- Instruction
In the material below, copy every line from the one containing "mass-time: 오후 7:30 [195, 345, 306, 363]" down to the one containing "ad-top: 자택돌봄(방문요양) 무료상담", including both of those lines.
------ Dataset records ------
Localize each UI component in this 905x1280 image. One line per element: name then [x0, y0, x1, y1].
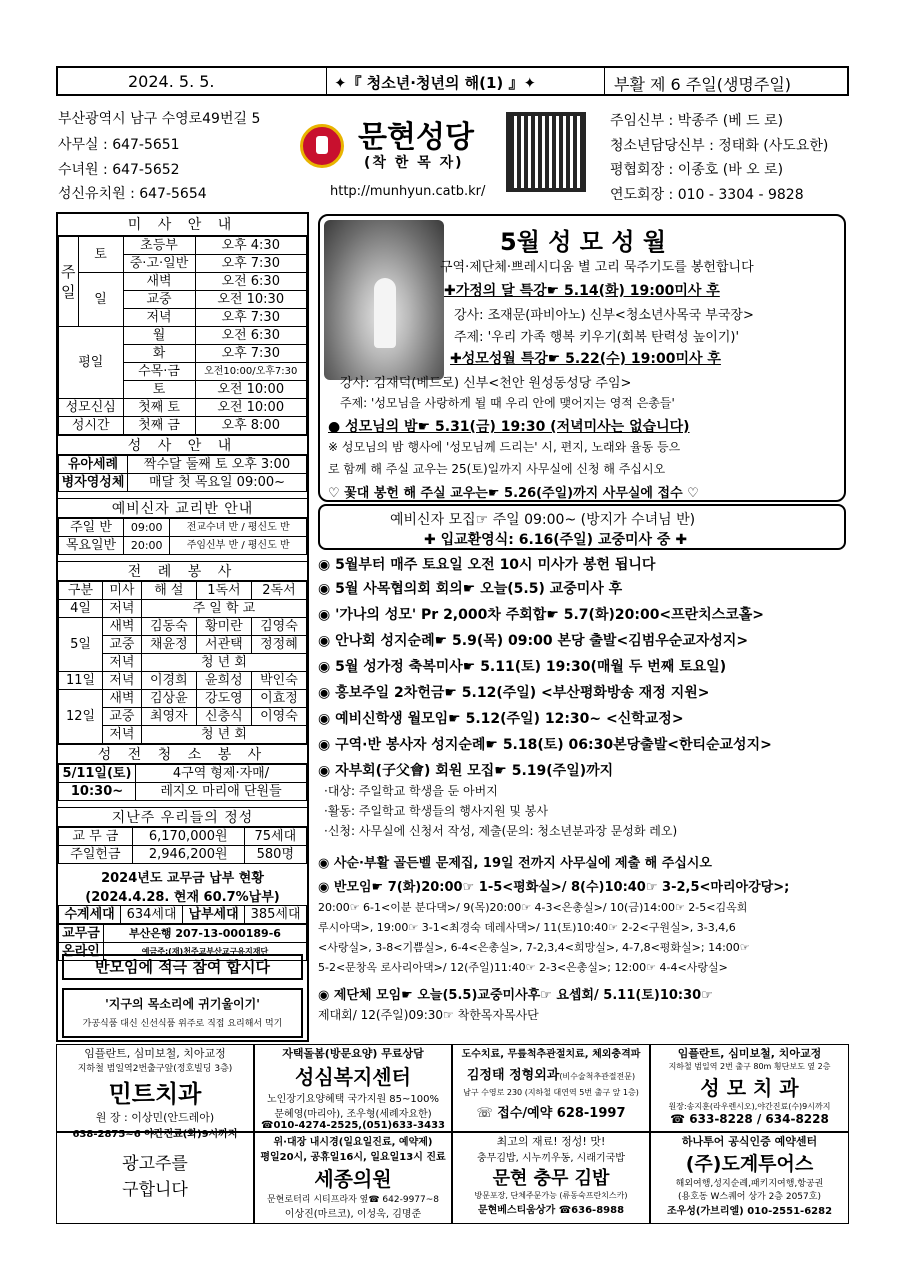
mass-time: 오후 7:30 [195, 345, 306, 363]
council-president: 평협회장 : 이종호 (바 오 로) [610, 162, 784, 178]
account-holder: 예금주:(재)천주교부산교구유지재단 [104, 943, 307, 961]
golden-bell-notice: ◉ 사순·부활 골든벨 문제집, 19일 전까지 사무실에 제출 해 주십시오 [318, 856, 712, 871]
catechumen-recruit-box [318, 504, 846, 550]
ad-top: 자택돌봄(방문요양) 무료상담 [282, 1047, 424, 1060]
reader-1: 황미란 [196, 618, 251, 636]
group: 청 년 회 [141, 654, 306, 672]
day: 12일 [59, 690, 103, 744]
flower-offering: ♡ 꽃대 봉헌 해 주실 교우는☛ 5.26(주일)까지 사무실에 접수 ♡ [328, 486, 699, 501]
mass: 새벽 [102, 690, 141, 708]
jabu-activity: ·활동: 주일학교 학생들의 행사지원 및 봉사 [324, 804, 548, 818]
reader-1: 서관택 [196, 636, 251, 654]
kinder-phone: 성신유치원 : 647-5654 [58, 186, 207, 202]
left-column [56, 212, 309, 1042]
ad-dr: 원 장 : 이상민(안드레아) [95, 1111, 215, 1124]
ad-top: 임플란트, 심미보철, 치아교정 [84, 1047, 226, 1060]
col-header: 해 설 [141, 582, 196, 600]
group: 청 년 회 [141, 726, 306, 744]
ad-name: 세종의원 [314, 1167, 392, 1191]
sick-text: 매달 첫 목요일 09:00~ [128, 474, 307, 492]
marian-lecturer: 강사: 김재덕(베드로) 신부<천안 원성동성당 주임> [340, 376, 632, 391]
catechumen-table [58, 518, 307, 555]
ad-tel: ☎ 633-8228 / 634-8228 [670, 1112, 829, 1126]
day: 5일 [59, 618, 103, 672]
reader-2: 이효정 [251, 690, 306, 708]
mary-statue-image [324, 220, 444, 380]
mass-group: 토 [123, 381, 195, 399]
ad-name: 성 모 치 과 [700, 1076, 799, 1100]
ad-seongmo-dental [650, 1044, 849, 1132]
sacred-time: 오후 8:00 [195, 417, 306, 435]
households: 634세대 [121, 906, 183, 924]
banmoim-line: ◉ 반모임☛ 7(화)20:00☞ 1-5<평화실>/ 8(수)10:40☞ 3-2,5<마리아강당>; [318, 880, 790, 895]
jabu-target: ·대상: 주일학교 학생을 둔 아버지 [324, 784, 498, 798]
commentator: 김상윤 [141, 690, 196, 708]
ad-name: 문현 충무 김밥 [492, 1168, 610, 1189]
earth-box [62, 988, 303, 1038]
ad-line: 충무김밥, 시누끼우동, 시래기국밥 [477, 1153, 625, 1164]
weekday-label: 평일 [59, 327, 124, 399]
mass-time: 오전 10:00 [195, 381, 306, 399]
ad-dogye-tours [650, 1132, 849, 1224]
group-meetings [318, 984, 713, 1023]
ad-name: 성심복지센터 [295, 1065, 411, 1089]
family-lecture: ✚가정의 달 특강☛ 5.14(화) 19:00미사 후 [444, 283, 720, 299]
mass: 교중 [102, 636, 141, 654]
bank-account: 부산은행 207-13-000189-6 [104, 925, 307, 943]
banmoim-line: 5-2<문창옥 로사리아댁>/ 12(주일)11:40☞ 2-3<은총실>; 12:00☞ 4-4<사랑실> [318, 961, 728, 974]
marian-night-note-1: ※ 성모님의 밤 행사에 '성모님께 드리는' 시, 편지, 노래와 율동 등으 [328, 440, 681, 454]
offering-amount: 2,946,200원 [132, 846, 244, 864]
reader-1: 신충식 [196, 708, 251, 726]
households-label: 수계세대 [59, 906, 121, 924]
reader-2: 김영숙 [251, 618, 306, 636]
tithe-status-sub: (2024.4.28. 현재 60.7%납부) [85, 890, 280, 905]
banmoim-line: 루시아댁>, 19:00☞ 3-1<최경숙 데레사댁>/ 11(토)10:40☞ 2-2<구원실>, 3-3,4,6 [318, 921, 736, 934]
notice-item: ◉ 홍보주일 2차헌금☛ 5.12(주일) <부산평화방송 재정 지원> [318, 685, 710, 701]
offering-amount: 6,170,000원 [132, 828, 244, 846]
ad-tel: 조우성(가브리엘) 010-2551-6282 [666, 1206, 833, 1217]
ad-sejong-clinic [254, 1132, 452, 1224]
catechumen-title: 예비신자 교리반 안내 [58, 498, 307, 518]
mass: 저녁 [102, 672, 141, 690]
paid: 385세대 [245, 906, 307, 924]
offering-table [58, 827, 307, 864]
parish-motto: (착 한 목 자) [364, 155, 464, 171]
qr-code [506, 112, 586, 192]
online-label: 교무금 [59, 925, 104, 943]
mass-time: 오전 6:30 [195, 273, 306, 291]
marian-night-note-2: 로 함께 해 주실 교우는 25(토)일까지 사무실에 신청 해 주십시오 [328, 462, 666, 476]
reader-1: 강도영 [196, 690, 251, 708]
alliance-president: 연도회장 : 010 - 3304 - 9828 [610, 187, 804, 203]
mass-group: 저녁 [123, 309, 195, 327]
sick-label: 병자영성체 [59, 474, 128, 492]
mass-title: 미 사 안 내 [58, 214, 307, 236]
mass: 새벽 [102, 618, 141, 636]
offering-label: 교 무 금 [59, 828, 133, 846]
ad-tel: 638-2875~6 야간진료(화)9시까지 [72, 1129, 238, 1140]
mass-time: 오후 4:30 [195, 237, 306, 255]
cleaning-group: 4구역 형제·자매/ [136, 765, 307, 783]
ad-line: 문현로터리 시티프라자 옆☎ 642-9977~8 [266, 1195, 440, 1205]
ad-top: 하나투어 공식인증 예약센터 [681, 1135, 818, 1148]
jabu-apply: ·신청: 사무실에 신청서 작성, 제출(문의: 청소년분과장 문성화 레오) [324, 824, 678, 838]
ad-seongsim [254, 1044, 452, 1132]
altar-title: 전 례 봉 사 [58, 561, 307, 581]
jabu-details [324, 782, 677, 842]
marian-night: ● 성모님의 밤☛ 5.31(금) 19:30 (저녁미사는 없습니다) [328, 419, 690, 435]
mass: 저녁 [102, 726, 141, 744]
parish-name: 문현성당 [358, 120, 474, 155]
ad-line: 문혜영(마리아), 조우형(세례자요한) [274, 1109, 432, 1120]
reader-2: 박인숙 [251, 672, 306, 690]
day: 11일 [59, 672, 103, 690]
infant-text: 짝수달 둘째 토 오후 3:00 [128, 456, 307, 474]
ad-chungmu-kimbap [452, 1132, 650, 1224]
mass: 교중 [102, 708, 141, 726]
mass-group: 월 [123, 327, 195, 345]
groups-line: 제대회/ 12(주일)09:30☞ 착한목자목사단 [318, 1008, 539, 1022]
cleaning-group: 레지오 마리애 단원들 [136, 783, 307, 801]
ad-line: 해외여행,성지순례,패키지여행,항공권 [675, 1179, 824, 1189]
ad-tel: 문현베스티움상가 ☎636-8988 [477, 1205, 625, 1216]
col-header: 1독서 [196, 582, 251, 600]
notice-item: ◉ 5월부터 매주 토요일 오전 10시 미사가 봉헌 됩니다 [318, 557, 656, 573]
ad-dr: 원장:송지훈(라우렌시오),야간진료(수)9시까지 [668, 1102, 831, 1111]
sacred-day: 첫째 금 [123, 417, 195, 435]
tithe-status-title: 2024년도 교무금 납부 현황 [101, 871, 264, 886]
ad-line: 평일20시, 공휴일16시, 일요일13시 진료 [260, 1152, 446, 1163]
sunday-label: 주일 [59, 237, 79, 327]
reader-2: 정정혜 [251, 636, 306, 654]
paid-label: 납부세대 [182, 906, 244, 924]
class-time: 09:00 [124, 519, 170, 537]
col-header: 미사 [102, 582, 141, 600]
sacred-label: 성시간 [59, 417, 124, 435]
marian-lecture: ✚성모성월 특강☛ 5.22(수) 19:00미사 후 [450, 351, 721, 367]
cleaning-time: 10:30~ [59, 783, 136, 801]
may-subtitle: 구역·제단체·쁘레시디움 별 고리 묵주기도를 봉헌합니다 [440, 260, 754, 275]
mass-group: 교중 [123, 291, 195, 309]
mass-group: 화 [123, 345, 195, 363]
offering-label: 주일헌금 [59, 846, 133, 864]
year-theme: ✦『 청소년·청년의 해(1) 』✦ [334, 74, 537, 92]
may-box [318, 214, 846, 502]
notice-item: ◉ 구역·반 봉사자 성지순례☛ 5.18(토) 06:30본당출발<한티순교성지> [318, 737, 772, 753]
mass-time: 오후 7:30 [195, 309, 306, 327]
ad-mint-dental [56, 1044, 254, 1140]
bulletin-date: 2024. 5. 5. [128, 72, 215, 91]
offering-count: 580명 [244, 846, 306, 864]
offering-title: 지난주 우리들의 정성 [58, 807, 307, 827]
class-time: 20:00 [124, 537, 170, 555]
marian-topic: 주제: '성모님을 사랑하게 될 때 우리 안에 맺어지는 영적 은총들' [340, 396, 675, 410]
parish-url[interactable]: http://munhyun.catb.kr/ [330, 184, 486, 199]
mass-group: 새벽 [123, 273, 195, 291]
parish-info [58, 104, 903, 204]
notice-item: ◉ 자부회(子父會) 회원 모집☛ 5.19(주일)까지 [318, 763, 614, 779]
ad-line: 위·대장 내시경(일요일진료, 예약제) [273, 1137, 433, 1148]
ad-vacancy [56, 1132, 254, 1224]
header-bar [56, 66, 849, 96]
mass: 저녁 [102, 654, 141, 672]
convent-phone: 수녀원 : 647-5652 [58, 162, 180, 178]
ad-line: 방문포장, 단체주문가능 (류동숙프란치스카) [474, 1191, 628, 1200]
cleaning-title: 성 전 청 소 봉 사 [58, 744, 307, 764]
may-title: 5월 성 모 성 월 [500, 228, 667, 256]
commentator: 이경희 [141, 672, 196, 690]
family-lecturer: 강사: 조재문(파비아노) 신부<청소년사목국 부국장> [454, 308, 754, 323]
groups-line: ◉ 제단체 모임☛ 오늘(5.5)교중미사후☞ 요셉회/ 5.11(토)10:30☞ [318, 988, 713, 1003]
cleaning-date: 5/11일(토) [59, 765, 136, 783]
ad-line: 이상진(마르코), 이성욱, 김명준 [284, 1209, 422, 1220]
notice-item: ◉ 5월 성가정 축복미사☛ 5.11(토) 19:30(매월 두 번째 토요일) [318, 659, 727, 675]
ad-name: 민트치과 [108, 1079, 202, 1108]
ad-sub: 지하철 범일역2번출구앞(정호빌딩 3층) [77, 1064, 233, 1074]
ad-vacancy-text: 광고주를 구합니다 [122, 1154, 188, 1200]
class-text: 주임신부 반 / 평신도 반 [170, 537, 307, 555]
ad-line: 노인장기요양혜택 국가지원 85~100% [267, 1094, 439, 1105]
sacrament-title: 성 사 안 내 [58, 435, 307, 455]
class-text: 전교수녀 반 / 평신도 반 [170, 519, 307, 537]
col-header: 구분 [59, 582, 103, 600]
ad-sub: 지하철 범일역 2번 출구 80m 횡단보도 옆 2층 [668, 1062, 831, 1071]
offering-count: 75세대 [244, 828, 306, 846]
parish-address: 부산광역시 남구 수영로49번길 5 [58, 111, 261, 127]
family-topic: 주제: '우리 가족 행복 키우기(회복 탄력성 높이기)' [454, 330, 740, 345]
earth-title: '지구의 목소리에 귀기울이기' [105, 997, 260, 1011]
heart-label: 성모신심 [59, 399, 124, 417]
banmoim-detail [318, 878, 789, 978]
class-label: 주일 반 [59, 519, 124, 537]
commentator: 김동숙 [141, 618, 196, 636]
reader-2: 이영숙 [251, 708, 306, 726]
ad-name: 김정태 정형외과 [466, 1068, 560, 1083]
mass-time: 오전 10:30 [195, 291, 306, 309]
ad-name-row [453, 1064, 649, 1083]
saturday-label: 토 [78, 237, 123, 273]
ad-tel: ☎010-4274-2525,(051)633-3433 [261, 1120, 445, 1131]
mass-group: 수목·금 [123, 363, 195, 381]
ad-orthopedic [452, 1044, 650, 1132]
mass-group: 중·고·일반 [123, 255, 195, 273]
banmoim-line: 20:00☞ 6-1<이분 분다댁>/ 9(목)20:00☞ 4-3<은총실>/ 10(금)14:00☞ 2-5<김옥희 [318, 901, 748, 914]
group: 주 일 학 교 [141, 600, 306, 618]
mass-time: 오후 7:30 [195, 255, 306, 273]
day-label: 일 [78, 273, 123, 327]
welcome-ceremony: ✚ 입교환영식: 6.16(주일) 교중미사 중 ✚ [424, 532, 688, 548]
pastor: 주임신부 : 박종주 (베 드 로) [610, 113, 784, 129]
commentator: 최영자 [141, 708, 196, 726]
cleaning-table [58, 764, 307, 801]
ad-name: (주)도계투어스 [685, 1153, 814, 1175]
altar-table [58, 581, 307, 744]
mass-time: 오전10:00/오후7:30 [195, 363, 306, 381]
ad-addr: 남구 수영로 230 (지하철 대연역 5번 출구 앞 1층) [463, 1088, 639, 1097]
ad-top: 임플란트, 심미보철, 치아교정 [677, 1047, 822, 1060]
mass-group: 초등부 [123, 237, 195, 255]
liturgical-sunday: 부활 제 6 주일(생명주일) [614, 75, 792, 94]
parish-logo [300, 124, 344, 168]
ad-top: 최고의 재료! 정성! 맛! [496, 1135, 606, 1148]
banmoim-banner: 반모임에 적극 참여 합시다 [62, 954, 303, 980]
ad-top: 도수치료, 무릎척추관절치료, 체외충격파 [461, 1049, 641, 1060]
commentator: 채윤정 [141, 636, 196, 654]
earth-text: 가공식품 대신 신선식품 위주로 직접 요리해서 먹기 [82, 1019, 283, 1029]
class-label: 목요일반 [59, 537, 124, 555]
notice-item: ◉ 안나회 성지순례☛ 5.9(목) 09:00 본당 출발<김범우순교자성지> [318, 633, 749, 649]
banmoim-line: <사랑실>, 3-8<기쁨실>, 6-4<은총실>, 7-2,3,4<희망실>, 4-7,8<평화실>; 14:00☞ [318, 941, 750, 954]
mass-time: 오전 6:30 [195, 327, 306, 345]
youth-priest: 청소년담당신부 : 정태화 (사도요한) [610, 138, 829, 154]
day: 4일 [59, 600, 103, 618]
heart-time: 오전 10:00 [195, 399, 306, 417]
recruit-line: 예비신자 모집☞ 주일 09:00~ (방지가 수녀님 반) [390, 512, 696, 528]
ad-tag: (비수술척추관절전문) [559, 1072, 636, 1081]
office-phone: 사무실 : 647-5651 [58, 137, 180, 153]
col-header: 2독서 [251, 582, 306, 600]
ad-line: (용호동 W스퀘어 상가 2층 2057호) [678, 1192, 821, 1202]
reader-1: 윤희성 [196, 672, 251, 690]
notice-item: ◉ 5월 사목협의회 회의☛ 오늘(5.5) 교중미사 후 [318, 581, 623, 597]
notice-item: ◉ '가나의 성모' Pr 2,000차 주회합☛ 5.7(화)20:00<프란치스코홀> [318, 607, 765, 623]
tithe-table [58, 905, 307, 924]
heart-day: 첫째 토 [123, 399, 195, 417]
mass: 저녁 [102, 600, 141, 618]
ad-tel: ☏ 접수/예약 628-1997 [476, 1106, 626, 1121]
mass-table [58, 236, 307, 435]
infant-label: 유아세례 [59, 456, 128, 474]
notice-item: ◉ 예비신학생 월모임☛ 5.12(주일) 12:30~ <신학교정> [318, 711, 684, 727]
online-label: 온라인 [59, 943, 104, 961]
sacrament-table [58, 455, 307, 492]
------
- Output of the exercise
mass-time: 오후 7:30 [195, 345, 306, 363]
council-president: 평협회장 : 이종호 (바 오 로) [610, 162, 784, 178]
account-holder: 예금주:(재)천주교부산교구유지재단 [104, 943, 307, 961]
golden-bell-notice: ◉ 사순·부활 골든벨 문제집, 19일 전까지 사무실에 제출 해 주십시오 [318, 856, 712, 871]
catechumen-recruit-box [318, 504, 846, 550]
ad-top: 자택돌봄(방문요양) 무료상담 [282, 1047, 424, 1060]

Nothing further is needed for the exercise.